WHAT TO DO:
Answer these questions from the sugarcane signaling text:
1. Which plant is named where down-regulation of CDPK was reported to be linked with high sucrose content?
2. According to the text, what regulates sucrose inversion in sugarcane immature internodes?
3. By what percentage range did foliar ABA application increase the Brix level in sugarcane compared with the control?

Plant protein kinases work with growth regulators and nutrient signaling pathways, influencing cell cycling and proliferation. CDPK, MAPK, CIPKs, and CBLs are typically linked to various stresses and plant sugar signaling [93]. SWR1 and SWI2/SNF2/SnRK2 are involved in plant development and response to environmental changes and biotic and abiotic stress [94]. The interaction between T6P and SnRK1 (Plant ortholog of SNF1) significantly influences the control of plant carbon distribution and consumption [42]. SnRK1 also has a critical role in plant acclimation to various circumstances [95,96,97]. Down-regulation of CDPK in plants such as castor oil was reported to be linked with high sucrose content [98]. In the present study, DEGs synthesizing MAPK kinase members SnRK1, 2 in the maturing internodes of mutant clones were downregulated, suggesting high sucrose accumulation in the stalks.
In this study, the DEGs associated with auxin enzymes were significantly expressed in the immature internodes of GXB9 compared to B9 clone. Members of the SAURs (Small Auxin Up-regulated RNA) group have been found highly active in growing young tissues of sugarcane and are supposed to be helping growth and development with the help of auxin-induced acid [99]. In sugarcane immature internodes sucrose inversion is regulated by invertases to maintain the supply of sugar for metabolic purposes and invertases level is balanced by auxin [100]. In our study the auxins have highly expressed in immature internodes of high sugar clones which suggests their important role in sucrose metabolism which is consistent with previous studies cited here. Ethylene plays a wide role including carbohydrate metabolism, sugar singling and increased sucrose accumulation in maturing internodes of sugarcane [101]. In current study, ethylene-associated DEGs particularly involved in sucrose and starch metabolism in maturing internodes of high sugarcane have been significantly upregulated, which shows their obvious role in sucrose metabolism.
In a research, the foliar application ABA increased 15.5–20.9% the Brix level in sugarcane than control [102]. The significant expression of DEGs in high sugar sugarcane clone in current study, is suggesting that ABA contributes to various aspects including growth, development, sugar signaling and enhance sugar level.

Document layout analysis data
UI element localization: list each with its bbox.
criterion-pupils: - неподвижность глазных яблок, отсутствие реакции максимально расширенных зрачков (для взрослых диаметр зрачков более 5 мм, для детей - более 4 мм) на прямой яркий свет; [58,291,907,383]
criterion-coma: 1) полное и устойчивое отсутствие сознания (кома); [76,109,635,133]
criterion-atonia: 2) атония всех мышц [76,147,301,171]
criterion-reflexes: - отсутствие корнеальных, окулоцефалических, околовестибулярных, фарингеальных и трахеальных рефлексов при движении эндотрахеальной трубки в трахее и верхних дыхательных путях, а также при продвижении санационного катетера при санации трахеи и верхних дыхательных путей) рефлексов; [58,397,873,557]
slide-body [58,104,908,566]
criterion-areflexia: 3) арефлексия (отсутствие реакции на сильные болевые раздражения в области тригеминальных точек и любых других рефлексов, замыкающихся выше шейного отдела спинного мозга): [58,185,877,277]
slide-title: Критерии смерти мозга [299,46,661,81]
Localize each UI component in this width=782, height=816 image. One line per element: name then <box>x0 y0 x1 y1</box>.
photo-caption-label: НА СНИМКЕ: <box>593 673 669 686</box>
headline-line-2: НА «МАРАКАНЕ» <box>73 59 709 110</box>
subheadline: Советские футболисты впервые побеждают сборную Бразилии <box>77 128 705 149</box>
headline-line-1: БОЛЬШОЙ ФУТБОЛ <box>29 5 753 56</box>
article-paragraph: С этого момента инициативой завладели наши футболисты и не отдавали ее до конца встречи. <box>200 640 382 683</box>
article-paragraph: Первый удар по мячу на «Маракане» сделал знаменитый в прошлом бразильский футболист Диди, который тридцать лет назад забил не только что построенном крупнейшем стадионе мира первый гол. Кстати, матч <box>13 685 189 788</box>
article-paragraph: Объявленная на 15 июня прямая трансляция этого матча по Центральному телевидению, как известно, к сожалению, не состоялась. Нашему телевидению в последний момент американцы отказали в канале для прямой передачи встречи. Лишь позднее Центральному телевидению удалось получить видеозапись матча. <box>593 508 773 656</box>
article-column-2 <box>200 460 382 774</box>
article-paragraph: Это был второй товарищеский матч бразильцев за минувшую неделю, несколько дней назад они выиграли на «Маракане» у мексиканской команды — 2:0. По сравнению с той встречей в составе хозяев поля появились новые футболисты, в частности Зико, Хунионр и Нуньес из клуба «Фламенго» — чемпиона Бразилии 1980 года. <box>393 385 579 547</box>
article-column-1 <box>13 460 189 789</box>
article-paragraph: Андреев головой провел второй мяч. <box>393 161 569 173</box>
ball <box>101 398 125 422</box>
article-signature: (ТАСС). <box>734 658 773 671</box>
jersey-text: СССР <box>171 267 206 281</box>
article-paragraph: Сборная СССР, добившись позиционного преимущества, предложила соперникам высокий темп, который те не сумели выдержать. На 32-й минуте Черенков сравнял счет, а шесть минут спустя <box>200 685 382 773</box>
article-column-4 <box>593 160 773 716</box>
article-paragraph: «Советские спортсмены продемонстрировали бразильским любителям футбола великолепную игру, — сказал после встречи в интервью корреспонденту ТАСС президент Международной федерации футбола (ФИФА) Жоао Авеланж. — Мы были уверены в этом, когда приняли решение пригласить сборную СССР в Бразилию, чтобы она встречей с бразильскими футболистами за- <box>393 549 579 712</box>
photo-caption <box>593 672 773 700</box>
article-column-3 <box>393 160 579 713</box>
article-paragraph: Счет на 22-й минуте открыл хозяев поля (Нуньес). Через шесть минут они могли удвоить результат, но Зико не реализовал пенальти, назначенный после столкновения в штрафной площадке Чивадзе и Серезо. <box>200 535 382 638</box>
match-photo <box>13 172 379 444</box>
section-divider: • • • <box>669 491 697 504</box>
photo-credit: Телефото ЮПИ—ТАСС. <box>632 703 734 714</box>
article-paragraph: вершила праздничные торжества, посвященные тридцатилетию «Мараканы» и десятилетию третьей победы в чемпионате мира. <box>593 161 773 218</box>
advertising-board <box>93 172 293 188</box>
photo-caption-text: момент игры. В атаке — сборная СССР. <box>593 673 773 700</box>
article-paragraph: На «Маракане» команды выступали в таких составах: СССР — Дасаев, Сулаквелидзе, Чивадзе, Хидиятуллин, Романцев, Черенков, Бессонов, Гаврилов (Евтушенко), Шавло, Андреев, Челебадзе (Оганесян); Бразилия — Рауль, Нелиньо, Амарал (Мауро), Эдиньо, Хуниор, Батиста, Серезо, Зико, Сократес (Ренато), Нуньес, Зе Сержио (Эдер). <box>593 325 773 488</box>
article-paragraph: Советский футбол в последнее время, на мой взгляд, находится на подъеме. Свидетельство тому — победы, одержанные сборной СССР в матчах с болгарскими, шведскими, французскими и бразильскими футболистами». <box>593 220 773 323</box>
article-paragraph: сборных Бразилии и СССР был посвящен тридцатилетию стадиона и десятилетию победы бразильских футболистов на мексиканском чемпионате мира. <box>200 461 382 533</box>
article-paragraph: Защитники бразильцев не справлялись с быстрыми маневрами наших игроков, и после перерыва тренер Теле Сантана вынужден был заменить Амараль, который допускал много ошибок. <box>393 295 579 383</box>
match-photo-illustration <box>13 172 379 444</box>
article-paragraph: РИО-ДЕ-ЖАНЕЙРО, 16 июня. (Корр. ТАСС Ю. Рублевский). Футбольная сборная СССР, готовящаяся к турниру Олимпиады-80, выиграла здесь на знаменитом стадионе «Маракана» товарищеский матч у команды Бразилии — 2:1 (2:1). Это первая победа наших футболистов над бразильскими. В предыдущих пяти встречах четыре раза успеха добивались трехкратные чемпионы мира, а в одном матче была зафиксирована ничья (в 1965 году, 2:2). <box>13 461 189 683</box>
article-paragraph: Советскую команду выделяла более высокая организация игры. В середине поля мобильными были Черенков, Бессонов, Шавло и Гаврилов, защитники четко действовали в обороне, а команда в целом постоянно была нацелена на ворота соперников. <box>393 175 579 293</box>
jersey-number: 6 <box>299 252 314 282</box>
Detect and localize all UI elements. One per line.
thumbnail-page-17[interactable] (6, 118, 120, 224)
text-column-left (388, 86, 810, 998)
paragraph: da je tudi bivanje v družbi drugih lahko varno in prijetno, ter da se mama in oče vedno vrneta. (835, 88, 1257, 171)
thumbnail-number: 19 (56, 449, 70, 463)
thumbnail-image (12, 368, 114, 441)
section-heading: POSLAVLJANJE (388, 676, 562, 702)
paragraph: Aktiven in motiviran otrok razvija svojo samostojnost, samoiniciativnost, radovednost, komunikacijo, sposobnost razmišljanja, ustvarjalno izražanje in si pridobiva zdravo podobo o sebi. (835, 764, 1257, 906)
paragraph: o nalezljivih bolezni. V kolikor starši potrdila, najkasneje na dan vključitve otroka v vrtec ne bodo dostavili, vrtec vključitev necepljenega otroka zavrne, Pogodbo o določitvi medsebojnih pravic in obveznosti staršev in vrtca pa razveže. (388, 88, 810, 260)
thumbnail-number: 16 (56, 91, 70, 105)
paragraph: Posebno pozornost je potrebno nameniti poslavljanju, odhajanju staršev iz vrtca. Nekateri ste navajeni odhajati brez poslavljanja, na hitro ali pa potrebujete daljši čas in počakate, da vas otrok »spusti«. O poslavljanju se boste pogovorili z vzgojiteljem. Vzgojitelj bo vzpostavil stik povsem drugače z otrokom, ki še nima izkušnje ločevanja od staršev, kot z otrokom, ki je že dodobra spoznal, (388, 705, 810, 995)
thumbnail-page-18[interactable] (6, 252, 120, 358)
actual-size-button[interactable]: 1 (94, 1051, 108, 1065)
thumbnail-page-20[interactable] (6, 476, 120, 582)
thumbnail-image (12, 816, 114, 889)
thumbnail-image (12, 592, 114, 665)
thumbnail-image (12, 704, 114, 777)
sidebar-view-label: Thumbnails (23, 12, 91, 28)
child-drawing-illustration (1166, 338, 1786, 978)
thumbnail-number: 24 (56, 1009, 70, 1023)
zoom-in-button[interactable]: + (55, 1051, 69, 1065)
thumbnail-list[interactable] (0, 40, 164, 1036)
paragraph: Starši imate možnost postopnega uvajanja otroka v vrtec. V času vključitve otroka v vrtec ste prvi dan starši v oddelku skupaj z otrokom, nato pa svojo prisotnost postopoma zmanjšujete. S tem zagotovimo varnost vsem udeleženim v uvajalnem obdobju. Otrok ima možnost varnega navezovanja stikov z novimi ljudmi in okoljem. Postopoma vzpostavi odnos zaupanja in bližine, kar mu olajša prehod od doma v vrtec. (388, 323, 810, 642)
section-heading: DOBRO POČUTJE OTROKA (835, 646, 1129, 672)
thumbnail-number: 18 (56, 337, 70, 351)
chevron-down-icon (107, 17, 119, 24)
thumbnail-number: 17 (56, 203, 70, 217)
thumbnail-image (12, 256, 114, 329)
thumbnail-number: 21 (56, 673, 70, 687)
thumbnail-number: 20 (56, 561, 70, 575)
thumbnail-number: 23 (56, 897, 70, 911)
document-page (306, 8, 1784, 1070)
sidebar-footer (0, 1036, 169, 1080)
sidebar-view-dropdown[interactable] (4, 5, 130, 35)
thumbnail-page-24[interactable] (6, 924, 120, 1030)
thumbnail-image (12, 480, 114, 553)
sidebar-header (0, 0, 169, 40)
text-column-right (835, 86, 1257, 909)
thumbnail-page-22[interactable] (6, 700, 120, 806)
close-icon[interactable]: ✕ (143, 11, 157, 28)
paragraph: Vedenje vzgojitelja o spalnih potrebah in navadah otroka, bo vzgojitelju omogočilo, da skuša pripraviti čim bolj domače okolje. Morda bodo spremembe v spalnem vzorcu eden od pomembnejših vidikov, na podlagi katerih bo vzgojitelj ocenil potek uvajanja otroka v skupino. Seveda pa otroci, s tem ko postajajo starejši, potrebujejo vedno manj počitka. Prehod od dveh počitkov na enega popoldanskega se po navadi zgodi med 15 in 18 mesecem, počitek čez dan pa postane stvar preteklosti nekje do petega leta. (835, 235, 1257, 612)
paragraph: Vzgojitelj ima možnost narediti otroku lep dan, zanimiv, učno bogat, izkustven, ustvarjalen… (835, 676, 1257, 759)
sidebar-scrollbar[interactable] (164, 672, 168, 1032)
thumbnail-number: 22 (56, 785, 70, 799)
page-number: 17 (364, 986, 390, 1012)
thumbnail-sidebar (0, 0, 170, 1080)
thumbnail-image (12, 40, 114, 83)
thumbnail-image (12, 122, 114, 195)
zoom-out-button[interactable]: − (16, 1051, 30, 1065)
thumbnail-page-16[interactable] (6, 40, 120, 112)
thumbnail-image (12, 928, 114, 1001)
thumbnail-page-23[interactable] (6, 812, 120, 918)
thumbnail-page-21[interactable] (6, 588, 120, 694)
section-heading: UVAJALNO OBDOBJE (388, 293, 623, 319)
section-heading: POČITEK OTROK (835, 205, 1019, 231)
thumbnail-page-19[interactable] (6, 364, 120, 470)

TASK RESULT:
1. Castor oil.
2. Invertases, whose level is balanced by auxin.
3. 15.5–20.9%.